Records excerpted from a collection:
(begin)

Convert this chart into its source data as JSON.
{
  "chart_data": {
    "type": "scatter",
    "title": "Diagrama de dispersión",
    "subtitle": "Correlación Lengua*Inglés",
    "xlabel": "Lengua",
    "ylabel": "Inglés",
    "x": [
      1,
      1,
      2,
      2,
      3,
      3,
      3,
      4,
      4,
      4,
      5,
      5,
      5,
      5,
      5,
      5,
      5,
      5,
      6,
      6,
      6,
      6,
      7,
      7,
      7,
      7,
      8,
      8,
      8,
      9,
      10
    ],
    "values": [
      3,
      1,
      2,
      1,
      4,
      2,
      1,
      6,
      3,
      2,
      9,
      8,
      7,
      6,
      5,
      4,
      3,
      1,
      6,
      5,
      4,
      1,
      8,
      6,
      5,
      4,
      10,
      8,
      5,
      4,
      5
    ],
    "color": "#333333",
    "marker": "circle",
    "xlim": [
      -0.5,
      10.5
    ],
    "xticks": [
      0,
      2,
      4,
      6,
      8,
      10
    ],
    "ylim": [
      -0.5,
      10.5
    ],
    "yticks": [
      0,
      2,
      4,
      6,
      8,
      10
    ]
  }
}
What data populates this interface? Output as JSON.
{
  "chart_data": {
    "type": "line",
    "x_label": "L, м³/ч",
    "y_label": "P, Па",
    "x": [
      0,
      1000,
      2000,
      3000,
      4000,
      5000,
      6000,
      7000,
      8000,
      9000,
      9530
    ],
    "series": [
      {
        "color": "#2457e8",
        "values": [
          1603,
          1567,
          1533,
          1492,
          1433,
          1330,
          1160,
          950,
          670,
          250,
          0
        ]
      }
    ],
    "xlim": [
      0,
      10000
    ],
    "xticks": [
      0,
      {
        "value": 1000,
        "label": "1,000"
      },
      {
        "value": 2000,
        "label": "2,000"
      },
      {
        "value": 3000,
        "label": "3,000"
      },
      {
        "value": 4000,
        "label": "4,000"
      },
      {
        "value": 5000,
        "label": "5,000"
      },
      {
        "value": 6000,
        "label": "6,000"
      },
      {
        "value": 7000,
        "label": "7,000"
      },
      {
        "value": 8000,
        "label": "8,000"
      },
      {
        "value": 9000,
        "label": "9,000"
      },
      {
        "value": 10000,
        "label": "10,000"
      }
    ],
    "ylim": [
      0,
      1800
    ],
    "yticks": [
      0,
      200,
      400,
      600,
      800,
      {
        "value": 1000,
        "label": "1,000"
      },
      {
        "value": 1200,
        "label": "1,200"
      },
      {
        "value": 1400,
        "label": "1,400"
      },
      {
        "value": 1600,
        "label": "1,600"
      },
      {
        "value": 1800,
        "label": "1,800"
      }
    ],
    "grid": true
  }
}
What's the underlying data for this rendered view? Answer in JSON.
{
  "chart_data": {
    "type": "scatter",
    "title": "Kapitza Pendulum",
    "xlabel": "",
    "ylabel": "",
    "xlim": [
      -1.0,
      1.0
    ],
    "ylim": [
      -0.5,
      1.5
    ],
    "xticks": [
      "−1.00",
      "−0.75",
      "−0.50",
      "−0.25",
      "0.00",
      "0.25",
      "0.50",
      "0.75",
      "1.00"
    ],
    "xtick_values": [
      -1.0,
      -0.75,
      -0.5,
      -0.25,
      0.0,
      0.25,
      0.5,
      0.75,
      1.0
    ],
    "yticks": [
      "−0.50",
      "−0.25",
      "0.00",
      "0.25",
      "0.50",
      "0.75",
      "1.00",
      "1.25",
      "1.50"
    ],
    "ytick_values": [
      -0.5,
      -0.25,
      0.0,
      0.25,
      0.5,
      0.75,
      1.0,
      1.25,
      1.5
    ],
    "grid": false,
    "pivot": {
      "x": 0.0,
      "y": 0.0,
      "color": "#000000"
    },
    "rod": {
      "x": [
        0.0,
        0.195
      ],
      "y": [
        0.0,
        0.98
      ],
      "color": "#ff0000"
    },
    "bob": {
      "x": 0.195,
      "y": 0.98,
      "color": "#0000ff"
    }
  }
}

(end)

--- INSTRUCTIONS FOR THE TASK ---
In the listing, find every line with the word "Inglés" and state how many there are, nothing more.

--- RESULT OF THIS TASK ---
2